>> START
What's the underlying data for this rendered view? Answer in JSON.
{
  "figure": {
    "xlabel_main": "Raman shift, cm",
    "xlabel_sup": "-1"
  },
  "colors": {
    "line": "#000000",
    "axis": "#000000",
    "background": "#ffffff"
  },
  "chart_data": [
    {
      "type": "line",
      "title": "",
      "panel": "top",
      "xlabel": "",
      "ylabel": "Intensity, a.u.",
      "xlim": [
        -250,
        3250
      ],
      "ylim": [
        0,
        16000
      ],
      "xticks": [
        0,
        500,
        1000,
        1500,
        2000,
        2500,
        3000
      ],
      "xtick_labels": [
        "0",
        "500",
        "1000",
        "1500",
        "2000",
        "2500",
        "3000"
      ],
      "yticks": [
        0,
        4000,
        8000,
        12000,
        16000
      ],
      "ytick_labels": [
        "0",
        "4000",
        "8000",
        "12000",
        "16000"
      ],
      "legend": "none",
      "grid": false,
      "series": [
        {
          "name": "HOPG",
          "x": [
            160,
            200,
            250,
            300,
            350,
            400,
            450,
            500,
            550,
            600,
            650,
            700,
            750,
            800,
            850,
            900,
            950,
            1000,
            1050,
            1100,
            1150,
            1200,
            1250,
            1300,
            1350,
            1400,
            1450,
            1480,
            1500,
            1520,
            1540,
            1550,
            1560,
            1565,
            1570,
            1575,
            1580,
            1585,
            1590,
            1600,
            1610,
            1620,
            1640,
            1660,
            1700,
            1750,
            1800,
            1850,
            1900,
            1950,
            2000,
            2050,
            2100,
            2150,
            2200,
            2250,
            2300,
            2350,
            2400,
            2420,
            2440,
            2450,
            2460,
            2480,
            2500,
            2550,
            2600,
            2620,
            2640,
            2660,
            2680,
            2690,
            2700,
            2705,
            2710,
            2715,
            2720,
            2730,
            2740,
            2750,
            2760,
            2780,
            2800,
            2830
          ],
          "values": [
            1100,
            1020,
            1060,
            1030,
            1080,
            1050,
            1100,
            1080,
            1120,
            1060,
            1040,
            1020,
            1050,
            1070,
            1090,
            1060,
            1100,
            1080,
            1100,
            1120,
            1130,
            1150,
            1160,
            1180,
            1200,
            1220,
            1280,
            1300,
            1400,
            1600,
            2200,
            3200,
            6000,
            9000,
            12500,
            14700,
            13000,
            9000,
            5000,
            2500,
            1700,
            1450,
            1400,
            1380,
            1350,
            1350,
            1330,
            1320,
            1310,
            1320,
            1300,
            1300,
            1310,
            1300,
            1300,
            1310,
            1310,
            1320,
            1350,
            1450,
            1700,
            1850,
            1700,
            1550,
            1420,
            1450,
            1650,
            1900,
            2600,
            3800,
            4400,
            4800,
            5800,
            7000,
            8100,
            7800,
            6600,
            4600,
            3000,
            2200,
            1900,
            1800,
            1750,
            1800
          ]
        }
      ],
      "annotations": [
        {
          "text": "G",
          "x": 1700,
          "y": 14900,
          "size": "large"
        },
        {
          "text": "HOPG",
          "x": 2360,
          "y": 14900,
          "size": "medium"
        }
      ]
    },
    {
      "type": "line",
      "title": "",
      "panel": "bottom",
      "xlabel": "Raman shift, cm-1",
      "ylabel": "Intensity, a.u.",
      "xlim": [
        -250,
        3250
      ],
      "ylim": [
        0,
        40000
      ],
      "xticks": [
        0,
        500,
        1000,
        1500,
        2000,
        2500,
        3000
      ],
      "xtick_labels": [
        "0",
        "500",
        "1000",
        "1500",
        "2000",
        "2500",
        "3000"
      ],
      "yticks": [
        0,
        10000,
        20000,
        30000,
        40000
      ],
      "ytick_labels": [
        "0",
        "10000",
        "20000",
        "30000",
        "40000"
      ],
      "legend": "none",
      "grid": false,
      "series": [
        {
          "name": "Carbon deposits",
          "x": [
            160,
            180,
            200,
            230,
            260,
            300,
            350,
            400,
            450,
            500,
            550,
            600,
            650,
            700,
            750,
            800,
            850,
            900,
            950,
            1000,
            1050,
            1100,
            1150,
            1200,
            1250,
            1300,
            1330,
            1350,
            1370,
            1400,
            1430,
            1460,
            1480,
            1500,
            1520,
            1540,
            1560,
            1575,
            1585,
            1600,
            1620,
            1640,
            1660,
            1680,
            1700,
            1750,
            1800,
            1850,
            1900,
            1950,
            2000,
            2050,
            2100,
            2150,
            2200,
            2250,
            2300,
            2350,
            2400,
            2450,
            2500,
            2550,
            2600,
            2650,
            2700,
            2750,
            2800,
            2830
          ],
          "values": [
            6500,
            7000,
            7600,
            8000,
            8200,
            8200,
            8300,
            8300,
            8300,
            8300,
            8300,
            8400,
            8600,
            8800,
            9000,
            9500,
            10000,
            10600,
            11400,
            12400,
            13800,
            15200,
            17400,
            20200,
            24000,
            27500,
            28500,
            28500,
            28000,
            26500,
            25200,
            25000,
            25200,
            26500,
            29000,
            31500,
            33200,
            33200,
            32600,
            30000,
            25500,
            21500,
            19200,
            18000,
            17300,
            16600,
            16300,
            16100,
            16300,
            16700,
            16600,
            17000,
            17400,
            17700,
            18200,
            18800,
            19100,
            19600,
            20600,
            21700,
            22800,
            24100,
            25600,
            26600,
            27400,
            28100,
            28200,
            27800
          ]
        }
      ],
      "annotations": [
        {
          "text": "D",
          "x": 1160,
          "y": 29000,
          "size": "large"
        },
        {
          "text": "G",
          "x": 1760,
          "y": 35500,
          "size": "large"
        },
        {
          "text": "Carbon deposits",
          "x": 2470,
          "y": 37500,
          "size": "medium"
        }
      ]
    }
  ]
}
>> END
Take the material above and return all of it exactly.

What's the underlying data for this rendered view? Answer in JSON.
{
  "figure": {
    "xlabel_main": "Raman shift, cm",
    "xlabel_sup": "-1"
  },
  "colors": {
    "line": "#000000",
    "axis": "#000000",
    "background": "#ffffff"
  },
  "chart_data": [
    {
      "type": "line",
      "title": "",
      "panel": "top",
      "xlabel": "",
      "ylabel": "Intensity, a.u.",
      "xlim": [
        -250,
        3250
      ],
      "ylim": [
        0,
        16000
      ],
      "xticks": [
        0,
        500,
        1000,
        1500,
        2000,
        2500,
        3000
      ],
      "xtick_labels": [
        "0",
        "500",
        "1000",
        "1500",
        "2000",
        "2500",
        "3000"
      ],
      "yticks": [
        0,
        4000,
        8000,
        12000,
        16000
      ],
      "ytick_labels": [
        "0",
        "4000",
        "8000",
        "12000",
        "16000"
      ],
      "legend": "none",
      "grid": false,
      "series": [
        {
          "name": "HOPG",
          "x": [
            160,
            200,
            250,
            300,
            350,
            400,
            450,
            500,
            550,
            600,
            650,
            700,
            750,
            800,
            850,
            900,
            950,
            1000,
            1050,
            1100,
            1150,
            1200,
            1250,
            1300,
            1350,
            1400,
            1450,
            1480,
            1500,
            1520,
            1540,
            1550,
            1560,
            1565,
            1570,
            1575,
            1580,
            1585,
            1590,
            1600,
            1610,
            1620,
            1640,
            1660,
            1700,
            1750,
            1800,
            1850,
            1900,
            1950,
            2000,
            2050,
            2100,
            2150,
            2200,
            2250,
            2300,
            2350,
            2400,
            2420,
            2440,
            2450,
            2460,
            2480,
            2500,
            2550,
            2600,
            2620,
            2640,
            2660,
            2680,
            2690,
            2700,
            2705,
            2710,
            2715,
            2720,
            2730,
            2740,
            2750,
            2760,
            2780,
            2800,
            2830
          ],
          "values": [
            1100,
            1020,
            1060,
            1030,
            1080,
            1050,
            1100,
            1080,
            1120,
            1060,
            1040,
            1020,
            1050,
            1070,
            1090,
            1060,
            1100,
            1080,
            1100,
            1120,
            1130,
            1150,
            1160,
            1180,
            1200,
            1220,
            1280,
            1300,
            1400,
            1600,
            2200,
            3200,
            6000,
            9000,
            12500,
            14700,
            13000,
            9000,
            5000,
            2500,
            1700,
            1450,
            1400,
            1380,
            1350,
            1350,
            1330,
            1320,
            1310,
            1320,
            1300,
            1300,
            1310,
            1300,
            1300,
            1310,
            1310,
            1320,
            1350,
            1450,
            1700,
            1850,
            1700,
            1550,
            1420,
            1450,
            1650,
            1900,
            2600,
            3800,
            4400,
            4800,
            5800,
            7000,
            8100,
            7800,
            6600,
            4600,
            3000,
            2200,
            1900,
            1800,
            1750,
            1800
          ]
        }
      ],
      "annotations": [
        {
          "text": "G",
          "x": 1700,
          "y": 14900,
          "size": "large"
        },
        {
          "text": "HOPG",
          "x": 2360,
          "y": 14900,
          "size": "medium"
        }
      ]
    },
    {
      "type": "line",
      "title": "",
      "panel": "bottom",
      "xlabel": "Raman shift, cm-1",
      "ylabel": "Intensity, a.u.",
      "xlim": [
        -250,
        3250
      ],
      "ylim": [
        0,
        40000
      ],
      "xticks": [
        0,
        500,
        1000,
        1500,
        2000,
        2500,
        3000
      ],
      "xtick_labels": [
        "0",
        "500",
        "1000",
        "1500",
        "2000",
        "2500",
        "3000"
      ],
      "yticks": [
        0,
        10000,
        20000,
        30000,
        40000
      ],
      "ytick_labels": [
        "0",
        "10000",
        "20000",
        "30000",
        "40000"
      ],
      "legend": "none",
      "grid": false,
      "series": [
        {
          "name": "Carbon deposits",
          "x": [
            160,
            180,
            200,
            230,
            260,
            300,
            350,
            400,
            450,
            500,
            550,
            600,
            650,
            700,
            750,
            800,
            850,
            900,
            950,
            1000,
            1050,
            1100,
            1150,
            1200,
            1250,
            1300,
            1330,
            1350,
            1370,
            1400,
            1430,
            1460,
            1480,
            1500,
            1520,
            1540,
            1560,
            1575,
            1585,
            1600,
            1620,
            1640,
            1660,
            1680,
            1700,
            1750,
            1800,
            1850,
            1900,
            1950,
            2000,
            2050,
            2100,
            2150,
            2200,
            2250,
            2300,
            2350,
            2400,
            2450,
            2500,
            2550,
            2600,
            2650,
            2700,
            2750,
            2800,
            2830
          ],
          "values": [
            6500,
            7000,
            7600,
            8000,
            8200,
            8200,
            8300,
            8300,
            8300,
            8300,
            8300,
            8400,
            8600,
            8800,
            9000,
            9500,
            10000,
            10600,
            11400,
            12400,
            13800,
            15200,
            17400,
            20200,
            24000,
            27500,
            28500,
            28500,
            28000,
            26500,
            25200,
            25000,
            25200,
            26500,
            29000,
            31500,
            33200,
            33200,
            32600,
            30000,
            25500,
            21500,
            19200,
            18000,
            17300,
            16600,
            16300,
            16100,
            16300,
            16700,
            16600,
            17000,
            17400,
            17700,
            18200,
            18800,
            19100,
            19600,
            20600,
            21700,
            22800,
            24100,
            25600,
            26600,
            27400,
            28100,
            28200,
            27800
          ]
        }
      ],
      "annotations": [
        {
          "text": "D",
          "x": 1160,
          "y": 29000,
          "size": "large"
        },
        {
          "text": "G",
          "x": 1760,
          "y": 35500,
          "size": "large"
        },
        {
          "text": "Carbon deposits",
          "x": 2470,
          "y": 37500,
          "size": "medium"
        }
      ]
    }
  ]
}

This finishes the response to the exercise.